In the records below, find each line containing the word "desc" and copy it.

## start Records for processing

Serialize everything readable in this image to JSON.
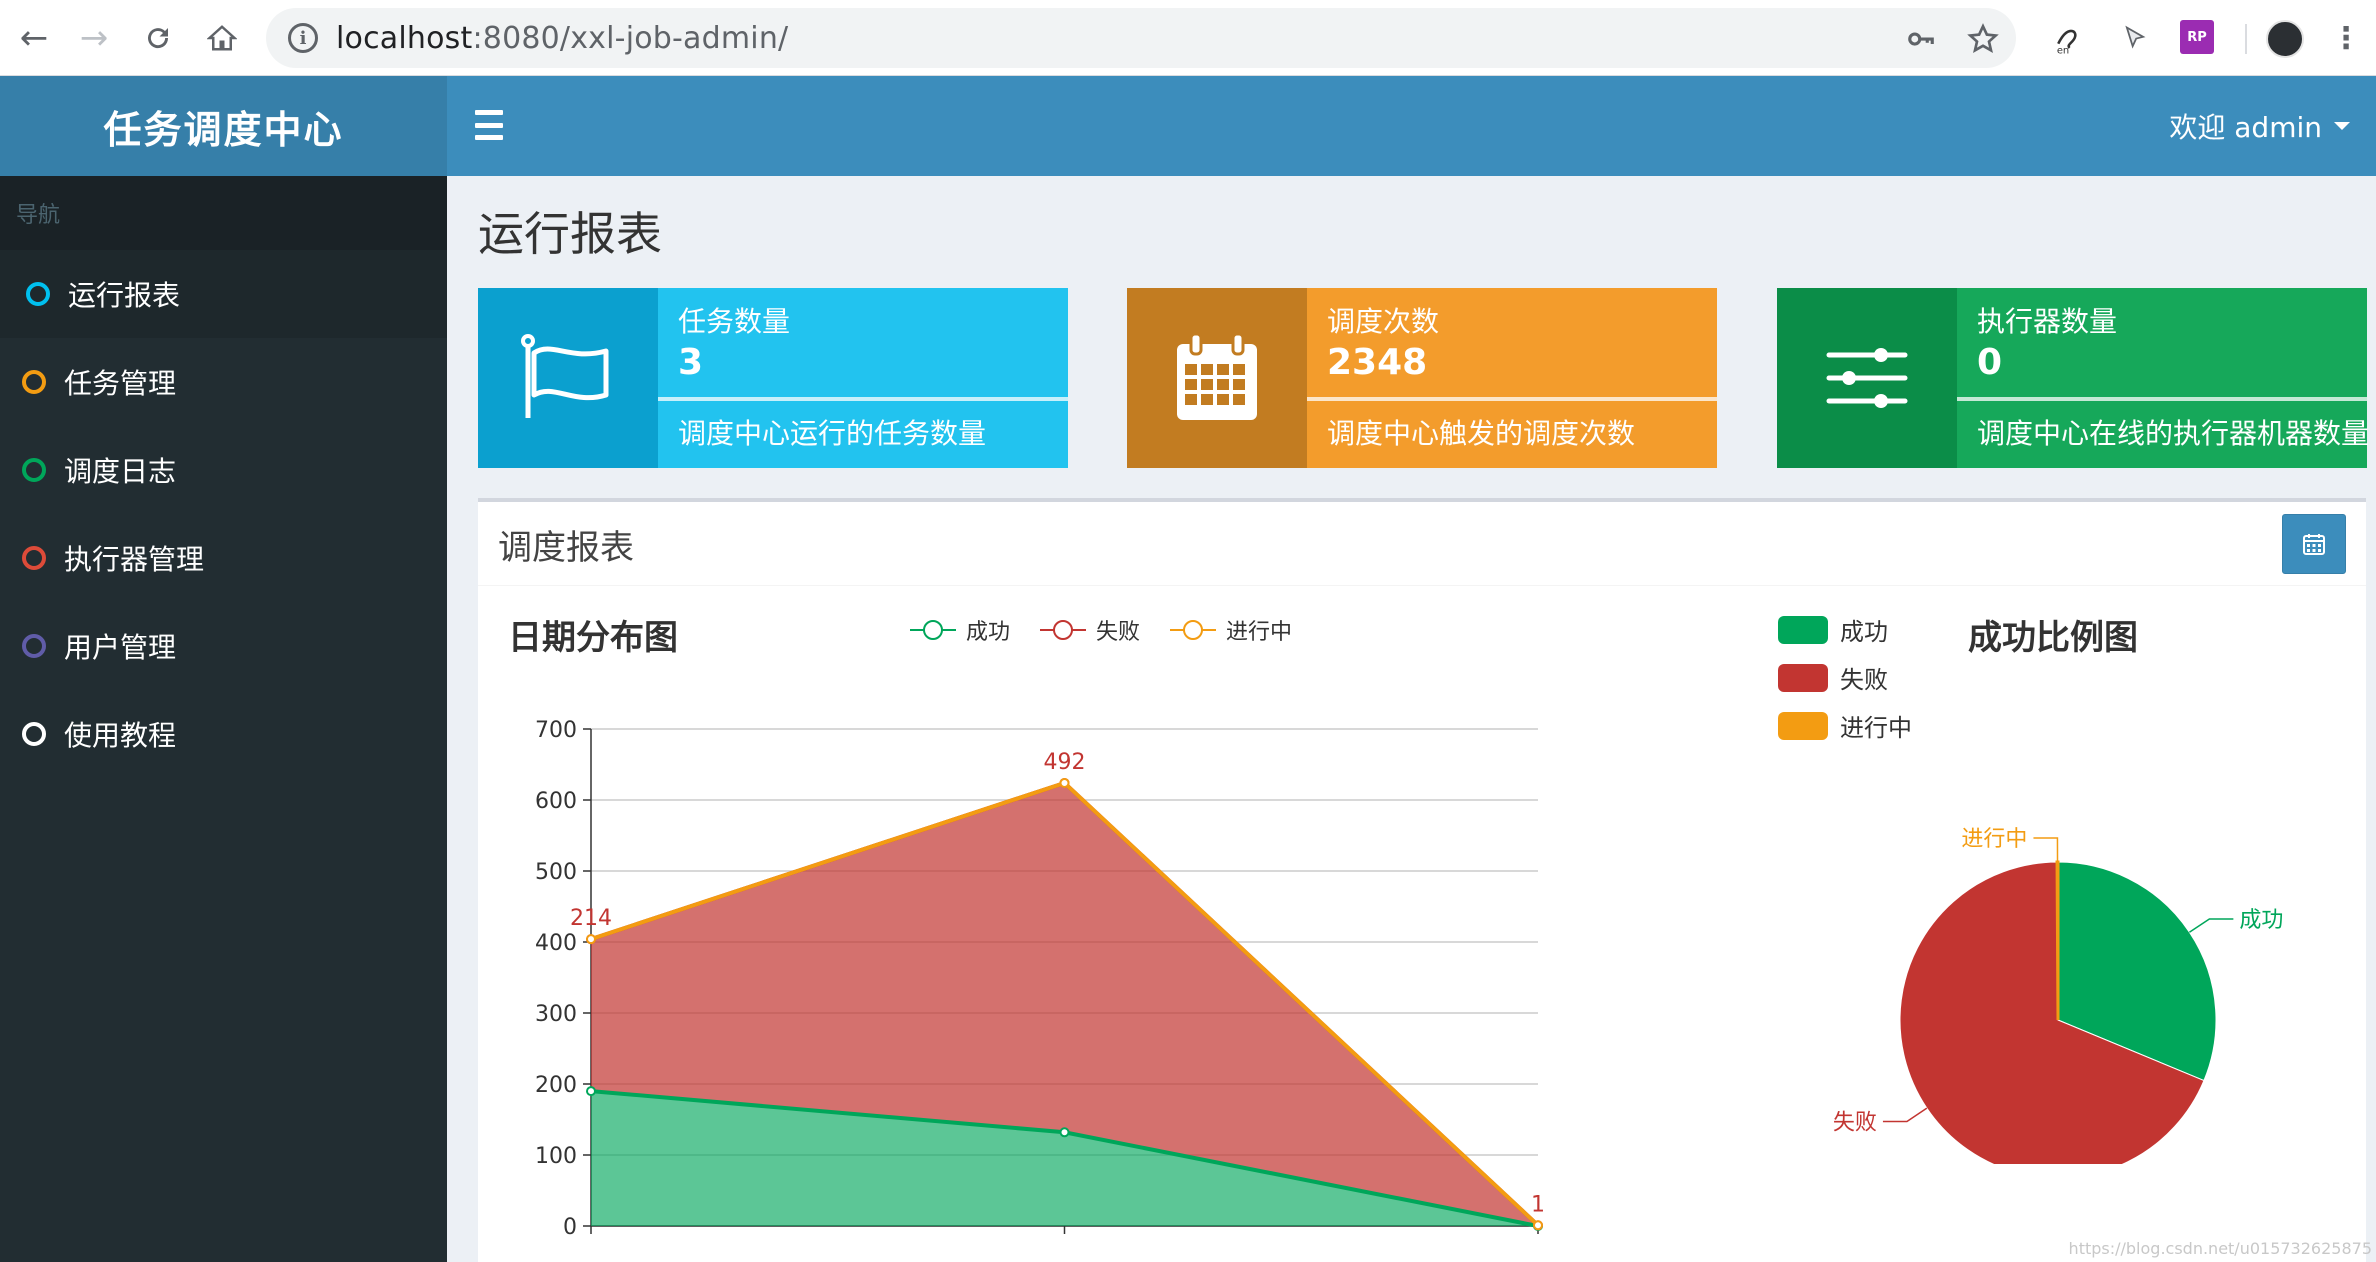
{
  "browser": {
    "url_host": "localhost",
    "url_path": ":8080/xxl-job-admin/",
    "info_glyph": "i"
  },
  "sidebar": {
    "logo": "任务调度中心",
    "nav_header": "导航",
    "items": [
      {
        "label": "运行报表",
        "color": "#00c0ef",
        "active": true
      },
      {
        "label": "任务管理",
        "color": "#f39c12",
        "active": false
      },
      {
        "label": "调度日志",
        "color": "#00a65a",
        "active": false
      },
      {
        "label": "执行器管理",
        "color": "#dd4b39",
        "active": false
      },
      {
        "label": "用户管理",
        "color": "#605ca8",
        "active": false
      },
      {
        "label": "使用教程",
        "color": "#ffffff",
        "active": false
      }
    ]
  },
  "header": {
    "welcome": "欢迎 admin"
  },
  "page": {
    "title": "运行报表"
  },
  "info_boxes": [
    {
      "title": "任务数量",
      "value": "3",
      "desc": "调度中心运行的任务数量",
      "icon": "flag-icon",
      "color": "#00c0ef"
    },
    {
      "title": "调度次数",
      "value": "2348",
      "desc": "调度中心触发的调度次数",
      "icon": "calendar-icon",
      "color": "#f39c12"
    },
    {
      "title": "执行器数量",
      "value": "0",
      "desc": "调度中心在线的执行器机器数量",
      "icon": "sliders-icon",
      "color": "#00a65a"
    }
  ],
  "report": {
    "title": "调度报表",
    "line_chart_title": "日期分布图",
    "pie_chart_title": "成功比例图"
  },
  "chart_data": [
    {
      "type": "area",
      "title": "日期分布图",
      "stacked": true,
      "ylim": [
        0,
        700
      ],
      "yticks": [
        0,
        100,
        200,
        300,
        400,
        500,
        600,
        700
      ],
      "x_count": 3,
      "series": [
        {
          "name": "成功",
          "values": [
            190,
            132,
            0
          ],
          "color": "#00a65a"
        },
        {
          "name": "失败",
          "values": [
            214,
            492,
            1
          ],
          "color": "#c23531"
        },
        {
          "name": "进行中",
          "values": [
            0,
            0,
            0
          ],
          "color": "#f39c12"
        }
      ],
      "top_labels": [
        "214",
        "492",
        "1"
      ],
      "legend_position": "top"
    },
    {
      "type": "pie",
      "title": "成功比例图",
      "slices": [
        {
          "name": "成功",
          "value": 322,
          "color": "#00a65a"
        },
        {
          "name": "失败",
          "value": 707,
          "color": "#c23531"
        },
        {
          "name": "进行中",
          "value": 1,
          "color": "#f39c12"
        }
      ],
      "legend_position": "top-left"
    }
  ],
  "watermark": "https://blog.csdn.net/u015732625875"
}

## end Records for processing

[Task response]
      "desc": "调度中心运行的任务数量",
      "desc": "调度中心触发的调度次数",
      "desc": "调度中心在线的执行器机器数量",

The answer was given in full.